- Texte du document:

=======

Tribunal administratif de Bordeaux

Jugement du 25 avril 2023 n° 2101888

25/04/2023

Irrecevabilité

REPUBLIQUE FRANCAISE

AU NOM DU PEUPLE FRANCAIS


Vu la procédure suivante :

I. Par une requête et un mémoire enregistrés les 13 avril et 20 mai 2021 sous le n° 2101888, M. A B, représenté par Me Julie Noël, avocate, demande au tribunal :

1°) avant dire droit, de poser à la Cour de Justice de l'Union européenne (CJUE) la question suivante : " le droit de l'Union européenne et en particulier l'article 56 du Traité sur le fonctionnement de l'Union européenne tendent à établir une liberté d'entreprendre à l'égard des ressortissants de l'Union européenne qui doit s'inscrire dans la libre concurrence, excluant toute discrimination entre les ressortissants des Etats membres ; en ce sens, le fait de conditionner l'octroi d'une carte professionnelle nécessaire à l'exercice d'une activité de service, à l'absence de mention sur le bulletin n°2 du casier judiciaire d'une liste de condamnations issues de codes applicables en droit français uniquement à l'exclusion de toute autre condamnation équivalente dans les lois des autres pays est-il conforme au droit de l'Union européenne et aux principes de liberté d'entreprendre et de libre concurrence ' " ;

2°) d'annuler la décision du 9 mars 2021 par laquelle la préfète de la Gironde a refusé le renouvellement de sa carte professionnelle d'éducateur sportif ;

3°) de mettre à la charge de l'Etat la somme de 3 000 euros en application des dispositions de l'article L. 761-1 du code de justice administrative.

=======

- Données brutes:
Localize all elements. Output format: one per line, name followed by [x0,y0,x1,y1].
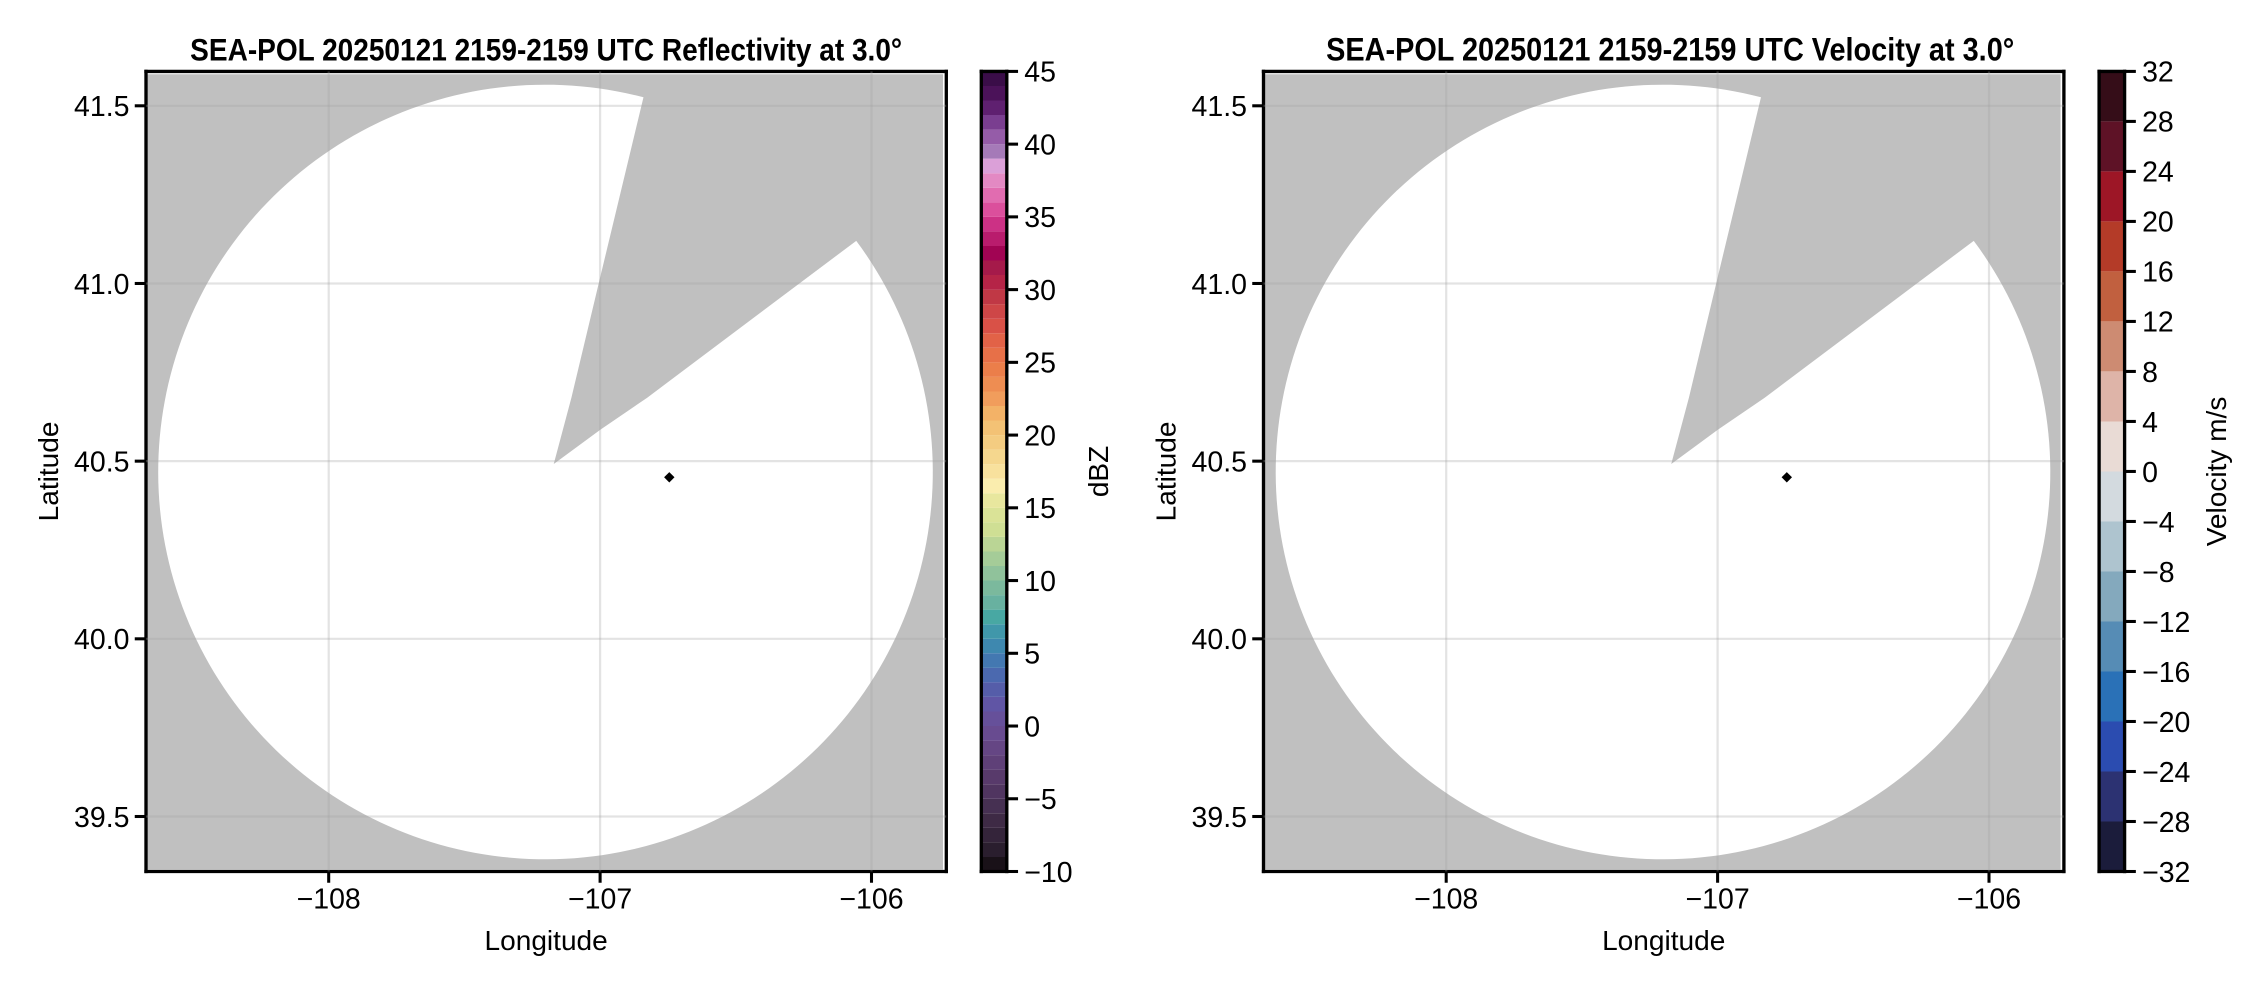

=======

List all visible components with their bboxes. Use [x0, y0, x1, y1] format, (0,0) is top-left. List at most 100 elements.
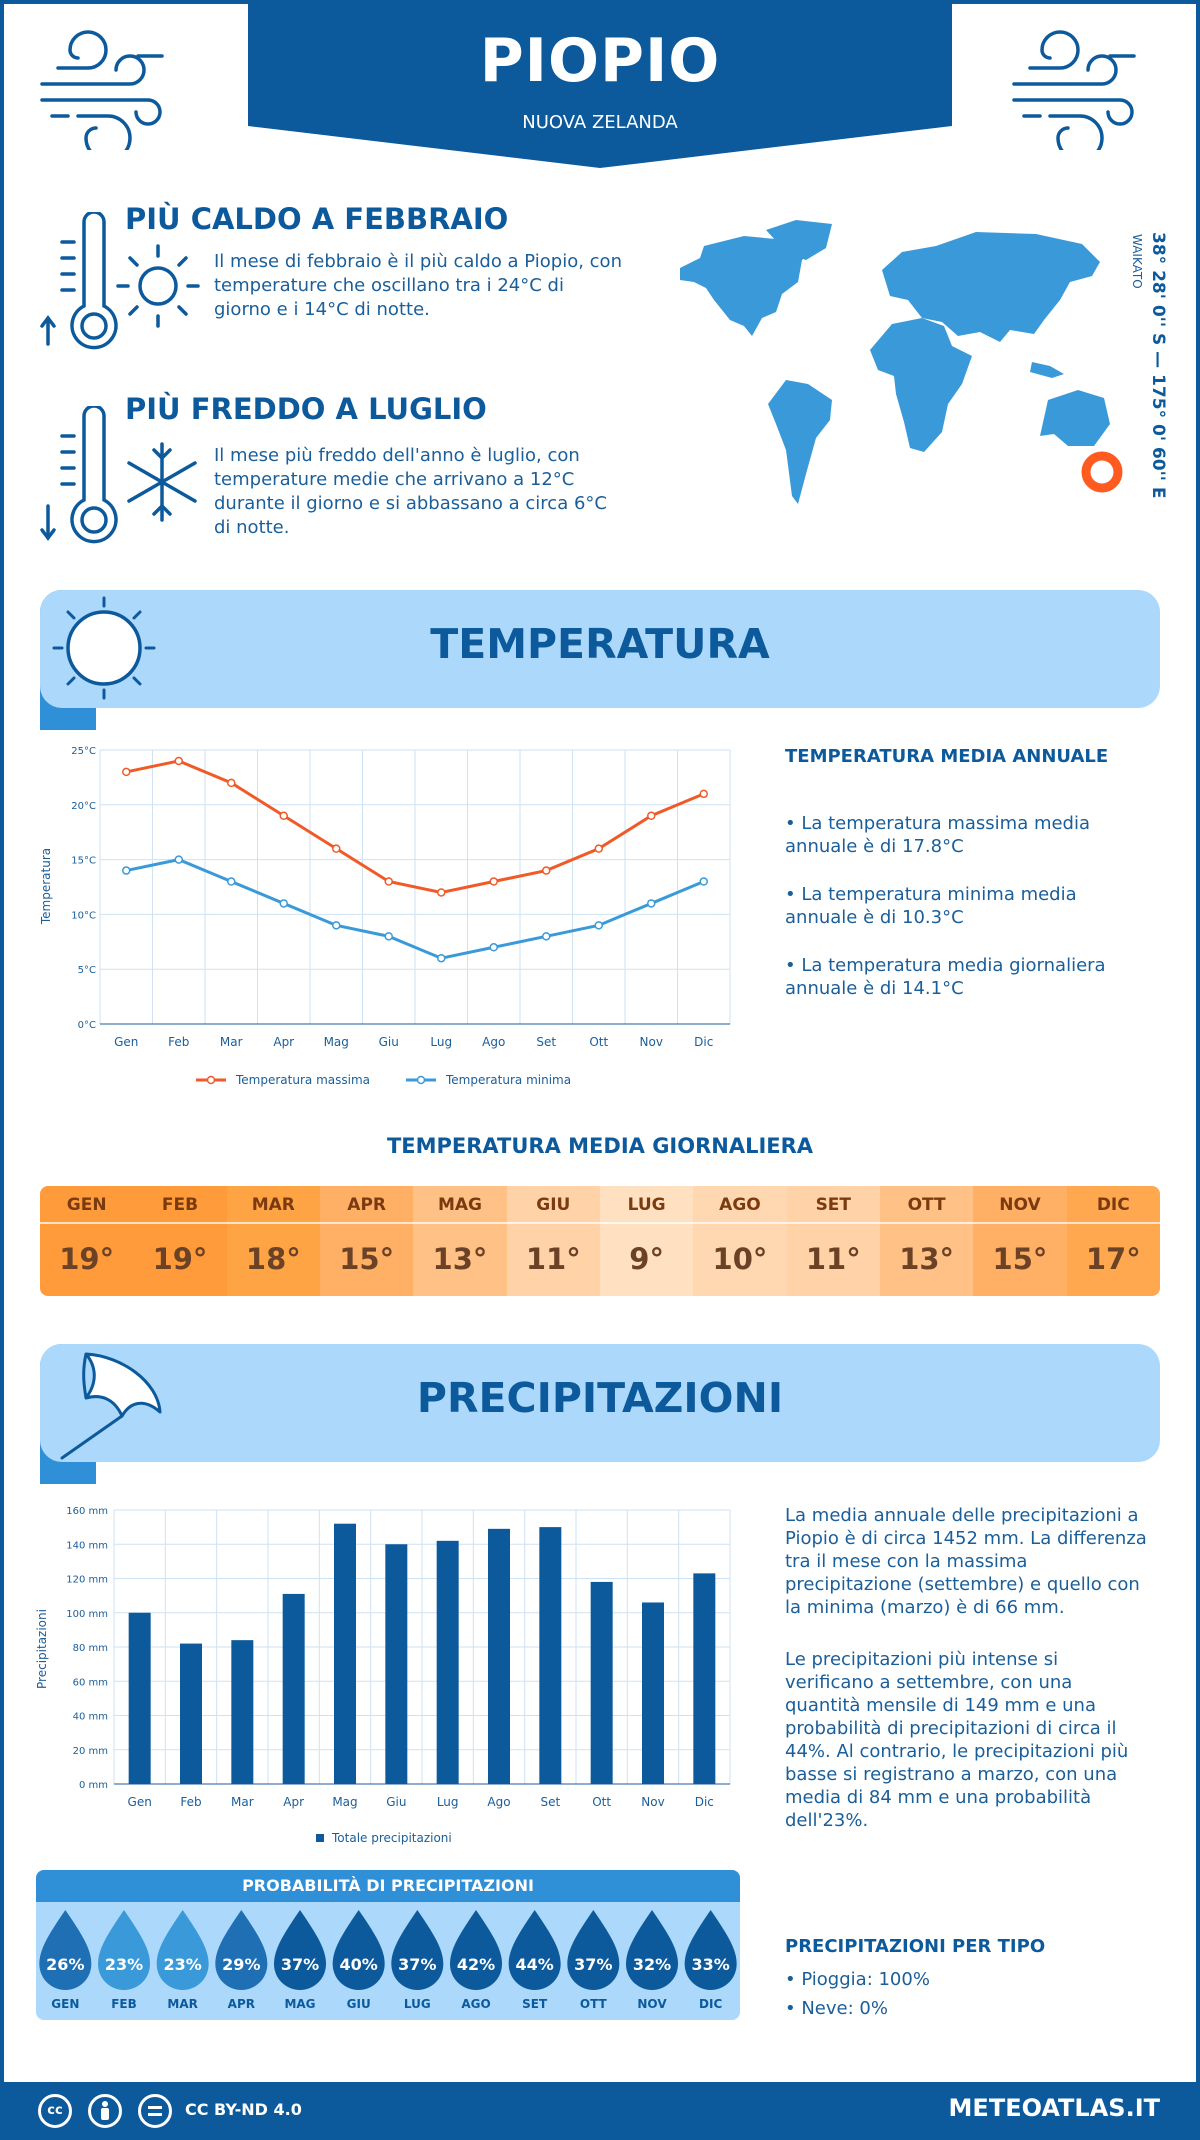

=======

- Consigne 1:
Selon le jugement, à quelle date la préfète de la Gironde a-t-elle refusé le renouvellement de la carte professionnelle d'éducateur sportif ?
- Consigne 2:
Traduisez en anglais cette phrase du jugement : « Par une requête et un mémoire enregistrés les 13 avril et 20 mai 2021 sous le n° 2101888, M. A B, représenté par Me Julie Noël, avocate, demande au tribunal : »
- Consigne 3:
Relevez, s'il vous plaît, toutes les dates différentes mentionnées dans le jugement.
Les lignes de données n'ont aucun rôle ici.

- Réponse attendue 1:
Le 9 mars 2021.

- Réponse attendue 2:
By a petition and a brief registered on April 13 and May 20, 2021 under No. 2101888, Mr. A B, represented by Ms. Julie Noël, attorney, asks the court:

- Réponse attendue 3:
25 avril 2023
13 avril 2021
20 mai 2021
9 mars 2021